▶ **WHAT IS BEING ASKED**:
Write out the data below in full, unchanged, minus the images.

▶ **DATA LINES**:
+ + +

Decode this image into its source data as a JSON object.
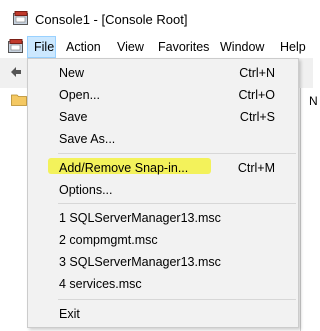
{
  "window": {
    "title": "Console1 - [Console Root]"
  },
  "menubar": {
    "items": [
      {
        "label": "File",
        "active": true
      },
      {
        "label": "Action"
      },
      {
        "label": "View"
      },
      {
        "label": "Favorites"
      },
      {
        "label": "Window"
      },
      {
        "label": "Help"
      }
    ]
  },
  "content": {
    "right_pane_text": "N"
  },
  "file_menu": {
    "items": [
      {
        "label": "New",
        "shortcut": "Ctrl+N"
      },
      {
        "label": "Open...",
        "shortcut": "Ctrl+O"
      },
      {
        "label": "Save",
        "shortcut": "Ctrl+S"
      },
      {
        "label": "Save As..."
      },
      {
        "label": "Add/Remove Snap-in...",
        "shortcut": "Ctrl+M",
        "highlighted": true
      },
      {
        "label": "Options..."
      },
      {
        "label": "1 SQLServerManager13.msc"
      },
      {
        "label": "2 compmgmt.msc"
      },
      {
        "label": "3 SQLServerManager13.msc"
      },
      {
        "label": "4 services.msc"
      },
      {
        "label": "Exit"
      }
    ]
  },
  "colors": {
    "highlight_marker": "#f3f24a",
    "active_menu_bg": "#cce8ff",
    "menu_bg": "#f2f2f2"
  },
  "icons": [
    "mmc-console-icon",
    "back-arrow-icon",
    "folder-icon"
  ]
}
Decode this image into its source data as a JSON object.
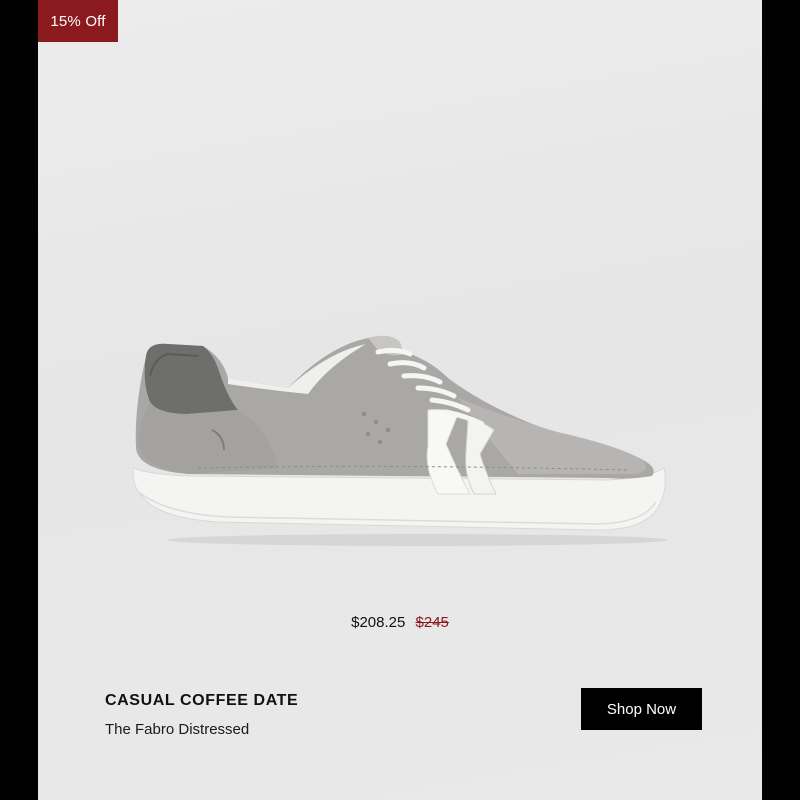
{
  "badge": {
    "label": "15% Off"
  },
  "product": {
    "image_icon": "sneaker-product-image",
    "price_current": "$208.25",
    "price_original": "$245",
    "title": "CASUAL COFFEE DATE",
    "subtitle": "The Fabro Distressed"
  },
  "cta": {
    "label": "Shop Now"
  },
  "colors": {
    "badge_bg": "#8b1a1f",
    "strike_price": "#8b1a1f",
    "button_bg": "#000000",
    "background": "#e9e9e9"
  }
}
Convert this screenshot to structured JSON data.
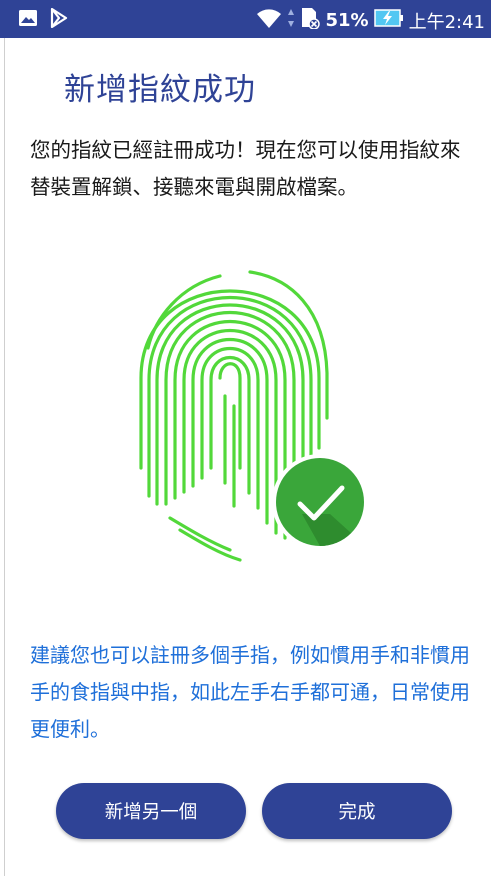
{
  "status_bar": {
    "battery_percent": "51%",
    "time": "上午2:41",
    "icons": [
      "image-icon",
      "play-store-icon",
      "wifi-icon",
      "data-arrows-icon",
      "no-sim-icon",
      "battery-charging-icon"
    ]
  },
  "page": {
    "title": "新增指紋成功",
    "description": "您的指紋已經註冊成功！現在您可以使用指紋來替裝置解鎖、接聽來電與開啟檔案。",
    "suggestion": "建議您也可以註冊多個手指，例如慣用手和非慣用手的食指與中指，如此左手右手都可通，日常使用更便利。"
  },
  "illustration": {
    "icons": [
      "fingerprint-icon",
      "check-icon"
    ],
    "fingerprint_color": "#52d83a",
    "check_color": "#3aa63a"
  },
  "buttons": {
    "add_another_label": "新增另一個",
    "done_label": "完成"
  },
  "colors": {
    "accent": "#2f4396",
    "link_text": "#1e6fd9"
  }
}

+ + +

▶ **RESULT OF THE TASK**:
Decode this image into its source data as a JSON object.
{
  "window": {
    "title": "Console1 - [Console Root]"
  },
  "menubar": {
    "items": [
      {
        "label": "File",
        "active": true
      },
      {
        "label": "Action"
      },
      {
        "label": "View"
      },
      {
        "label": "Favorites"
      },
      {
        "label": "Window"
      },
      {
        "label": "Help"
      }
    ]
  },
  "content": {
    "right_pane_text": "N"
  },
  "file_menu": {
    "items": [
      {
        "label": "New",
        "shortcut": "Ctrl+N"
      },
      {
        "label": "Open...",
        "shortcut": "Ctrl+O"
      },
      {
        "label": "Save",
        "shortcut": "Ctrl+S"
      },
      {
        "label": "Save As..."
      },
      {
        "label": "Add/Remove Snap-in...",
        "shortcut": "Ctrl+M",
        "highlighted": true
      },
      {
        "label": "Options..."
      },
      {
        "label": "1 SQLServerManager13.msc"
      },
      {
        "label": "2 compmgmt.msc"
      },
      {
        "label": "3 SQLServerManager13.msc"
      },
      {
        "label": "4 services.msc"
      },
      {
        "label": "Exit"
      }
    ]
  },
  "colors": {
    "highlight_marker": "#f3f24a",
    "active_menu_bg": "#cce8ff",
    "menu_bg": "#f2f2f2"
  },
  "icons": [
    "mmc-console-icon",
    "back-arrow-icon",
    "folder-icon"
  ]
}
Decode this image into its source data as a JSON object.
{
  "badge": {
    "label": "15% Off"
  },
  "product": {
    "image_icon": "sneaker-product-image",
    "price_current": "$208.25",
    "price_original": "$245",
    "title": "CASUAL COFFEE DATE",
    "subtitle": "The Fabro Distressed"
  },
  "cta": {
    "label": "Shop Now"
  },
  "colors": {
    "badge_bg": "#8b1a1f",
    "strike_price": "#8b1a1f",
    "button_bg": "#000000",
    "background": "#e9e9e9"
  }
}
Convert this screenshot to structured JSON data.
{
  "status_bar": {
    "battery_percent": "51%",
    "time": "上午2:41",
    "icons": [
      "image-icon",
      "play-store-icon",
      "wifi-icon",
      "data-arrows-icon",
      "no-sim-icon",
      "battery-charging-icon"
    ]
  },
  "page": {
    "title": "新增指紋成功",
    "description": "您的指紋已經註冊成功！現在您可以使用指紋來替裝置解鎖、接聽來電與開啟檔案。",
    "suggestion": "建議您也可以註冊多個手指，例如慣用手和非慣用手的食指與中指，如此左手右手都可通，日常使用更便利。"
  },
  "illustration": {
    "icons": [
      "fingerprint-icon",
      "check-icon"
    ],
    "fingerprint_color": "#52d83a",
    "check_color": "#3aa63a"
  },
  "buttons": {
    "add_another_label": "新增另一個",
    "done_label": "完成"
  },
  "colors": {
    "accent": "#2f4396",
    "link_text": "#1e6fd9"
  }
}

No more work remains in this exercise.